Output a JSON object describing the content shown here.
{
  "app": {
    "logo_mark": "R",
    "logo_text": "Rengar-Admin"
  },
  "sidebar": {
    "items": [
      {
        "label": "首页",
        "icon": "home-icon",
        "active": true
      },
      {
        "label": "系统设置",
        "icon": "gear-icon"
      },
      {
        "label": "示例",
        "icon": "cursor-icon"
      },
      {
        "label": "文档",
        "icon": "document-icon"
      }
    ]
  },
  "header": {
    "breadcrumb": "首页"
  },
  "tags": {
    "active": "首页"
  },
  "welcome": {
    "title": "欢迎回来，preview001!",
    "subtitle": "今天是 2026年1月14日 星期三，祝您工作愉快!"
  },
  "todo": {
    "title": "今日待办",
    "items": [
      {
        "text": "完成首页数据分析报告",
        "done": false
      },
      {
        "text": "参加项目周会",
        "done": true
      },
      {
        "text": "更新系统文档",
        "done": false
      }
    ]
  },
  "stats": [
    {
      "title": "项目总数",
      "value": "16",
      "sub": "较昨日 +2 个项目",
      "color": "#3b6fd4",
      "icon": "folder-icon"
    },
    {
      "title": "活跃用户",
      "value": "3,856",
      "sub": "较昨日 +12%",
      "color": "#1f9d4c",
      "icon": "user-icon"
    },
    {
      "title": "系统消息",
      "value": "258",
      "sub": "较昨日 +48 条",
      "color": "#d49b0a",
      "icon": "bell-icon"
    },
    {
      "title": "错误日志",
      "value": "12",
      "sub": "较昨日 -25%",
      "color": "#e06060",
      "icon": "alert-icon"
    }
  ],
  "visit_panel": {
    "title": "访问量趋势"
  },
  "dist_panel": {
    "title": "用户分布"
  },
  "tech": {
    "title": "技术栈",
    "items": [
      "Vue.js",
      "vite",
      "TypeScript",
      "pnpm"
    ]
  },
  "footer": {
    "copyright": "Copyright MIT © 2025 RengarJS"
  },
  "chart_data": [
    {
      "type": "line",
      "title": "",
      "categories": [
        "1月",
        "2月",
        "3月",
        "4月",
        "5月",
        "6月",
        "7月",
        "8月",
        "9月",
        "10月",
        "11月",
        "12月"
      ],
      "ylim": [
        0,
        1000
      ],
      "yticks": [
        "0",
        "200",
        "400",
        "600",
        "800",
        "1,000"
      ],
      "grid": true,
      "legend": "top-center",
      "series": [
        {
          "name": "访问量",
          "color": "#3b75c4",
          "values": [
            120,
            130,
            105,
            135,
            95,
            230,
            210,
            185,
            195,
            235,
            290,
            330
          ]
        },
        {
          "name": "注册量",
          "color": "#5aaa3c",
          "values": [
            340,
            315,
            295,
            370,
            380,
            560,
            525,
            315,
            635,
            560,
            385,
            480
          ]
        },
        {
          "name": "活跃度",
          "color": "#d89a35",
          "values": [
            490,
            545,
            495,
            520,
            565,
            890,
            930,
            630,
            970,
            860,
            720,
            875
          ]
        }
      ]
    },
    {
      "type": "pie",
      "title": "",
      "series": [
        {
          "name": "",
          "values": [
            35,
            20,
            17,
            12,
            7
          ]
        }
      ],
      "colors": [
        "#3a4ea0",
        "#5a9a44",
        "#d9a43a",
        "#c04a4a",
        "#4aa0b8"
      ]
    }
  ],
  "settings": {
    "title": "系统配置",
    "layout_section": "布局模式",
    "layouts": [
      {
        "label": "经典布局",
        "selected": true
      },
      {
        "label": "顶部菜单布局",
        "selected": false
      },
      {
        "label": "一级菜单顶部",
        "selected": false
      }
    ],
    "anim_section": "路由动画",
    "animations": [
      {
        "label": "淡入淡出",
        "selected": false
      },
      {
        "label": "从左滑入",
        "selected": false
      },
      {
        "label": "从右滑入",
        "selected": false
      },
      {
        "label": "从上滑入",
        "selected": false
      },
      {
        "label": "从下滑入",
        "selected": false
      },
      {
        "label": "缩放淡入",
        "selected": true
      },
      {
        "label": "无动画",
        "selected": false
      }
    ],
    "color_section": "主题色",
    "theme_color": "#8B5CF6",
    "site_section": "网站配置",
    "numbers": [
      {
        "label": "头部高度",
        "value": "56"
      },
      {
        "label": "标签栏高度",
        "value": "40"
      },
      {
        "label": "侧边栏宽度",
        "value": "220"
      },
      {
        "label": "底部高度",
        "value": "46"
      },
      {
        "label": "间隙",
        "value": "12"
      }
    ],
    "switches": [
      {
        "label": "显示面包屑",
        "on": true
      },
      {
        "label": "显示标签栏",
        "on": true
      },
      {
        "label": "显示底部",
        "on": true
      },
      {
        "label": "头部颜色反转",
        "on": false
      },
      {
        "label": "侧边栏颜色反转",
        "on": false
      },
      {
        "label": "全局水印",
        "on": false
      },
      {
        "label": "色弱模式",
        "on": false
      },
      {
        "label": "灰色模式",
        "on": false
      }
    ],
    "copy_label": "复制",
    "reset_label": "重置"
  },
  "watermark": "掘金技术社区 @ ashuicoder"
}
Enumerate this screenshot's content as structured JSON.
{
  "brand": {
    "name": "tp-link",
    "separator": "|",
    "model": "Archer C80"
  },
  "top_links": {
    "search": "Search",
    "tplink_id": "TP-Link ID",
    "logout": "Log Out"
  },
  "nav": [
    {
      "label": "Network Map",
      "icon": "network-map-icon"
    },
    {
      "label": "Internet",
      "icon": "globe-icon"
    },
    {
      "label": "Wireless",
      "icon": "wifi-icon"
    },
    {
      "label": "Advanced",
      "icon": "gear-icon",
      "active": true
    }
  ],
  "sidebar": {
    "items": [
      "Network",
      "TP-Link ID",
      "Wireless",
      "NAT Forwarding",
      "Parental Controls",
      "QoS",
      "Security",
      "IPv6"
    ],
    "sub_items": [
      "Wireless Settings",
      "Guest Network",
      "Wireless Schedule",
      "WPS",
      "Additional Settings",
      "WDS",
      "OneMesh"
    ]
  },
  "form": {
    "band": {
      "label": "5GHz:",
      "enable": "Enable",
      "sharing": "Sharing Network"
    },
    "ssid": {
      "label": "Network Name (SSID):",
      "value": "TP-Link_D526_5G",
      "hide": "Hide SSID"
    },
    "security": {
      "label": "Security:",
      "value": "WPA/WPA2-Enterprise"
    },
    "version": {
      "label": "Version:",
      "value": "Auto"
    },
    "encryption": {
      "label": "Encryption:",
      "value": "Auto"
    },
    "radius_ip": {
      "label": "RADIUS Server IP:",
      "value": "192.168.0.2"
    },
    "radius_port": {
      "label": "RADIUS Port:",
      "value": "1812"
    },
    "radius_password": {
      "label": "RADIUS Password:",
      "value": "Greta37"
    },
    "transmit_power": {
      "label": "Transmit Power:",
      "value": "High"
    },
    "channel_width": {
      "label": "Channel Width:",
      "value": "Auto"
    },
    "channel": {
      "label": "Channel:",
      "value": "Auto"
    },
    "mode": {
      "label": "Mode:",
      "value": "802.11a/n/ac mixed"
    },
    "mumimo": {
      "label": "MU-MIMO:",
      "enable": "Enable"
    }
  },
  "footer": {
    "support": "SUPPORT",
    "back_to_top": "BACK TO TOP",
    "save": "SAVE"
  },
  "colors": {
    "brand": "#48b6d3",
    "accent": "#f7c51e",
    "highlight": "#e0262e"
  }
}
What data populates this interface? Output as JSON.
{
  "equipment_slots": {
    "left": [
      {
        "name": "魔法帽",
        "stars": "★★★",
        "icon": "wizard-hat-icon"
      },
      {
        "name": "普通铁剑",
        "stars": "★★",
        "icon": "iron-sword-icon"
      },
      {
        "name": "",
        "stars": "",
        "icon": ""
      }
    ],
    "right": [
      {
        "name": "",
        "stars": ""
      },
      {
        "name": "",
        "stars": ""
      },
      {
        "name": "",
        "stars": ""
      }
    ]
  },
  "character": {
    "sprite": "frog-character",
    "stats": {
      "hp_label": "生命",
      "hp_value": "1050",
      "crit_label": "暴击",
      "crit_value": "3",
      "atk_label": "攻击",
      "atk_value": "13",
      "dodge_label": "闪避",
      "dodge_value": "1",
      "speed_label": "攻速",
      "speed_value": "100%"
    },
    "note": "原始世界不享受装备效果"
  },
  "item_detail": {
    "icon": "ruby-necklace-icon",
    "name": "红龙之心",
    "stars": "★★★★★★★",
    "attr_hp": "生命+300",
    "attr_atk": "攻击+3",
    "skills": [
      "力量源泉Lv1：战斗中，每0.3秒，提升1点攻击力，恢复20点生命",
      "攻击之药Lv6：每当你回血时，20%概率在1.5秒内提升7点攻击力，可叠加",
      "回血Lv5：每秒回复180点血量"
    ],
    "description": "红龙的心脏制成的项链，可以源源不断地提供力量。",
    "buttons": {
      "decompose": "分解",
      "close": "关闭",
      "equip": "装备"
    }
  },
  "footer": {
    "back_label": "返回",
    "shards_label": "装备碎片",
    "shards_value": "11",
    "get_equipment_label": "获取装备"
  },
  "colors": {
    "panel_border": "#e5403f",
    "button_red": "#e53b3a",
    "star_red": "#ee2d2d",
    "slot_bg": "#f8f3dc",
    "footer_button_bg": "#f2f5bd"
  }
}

**REQUIRED TASK:**
Find the string "JSON" in the records, then copy each line where it occurs.

**REPLY TO THE EXERCISE:**
Output a JSON object describing the content shown here.
Enumerate this screenshot's content as structured JSON.
What data populates this interface? Output as JSON.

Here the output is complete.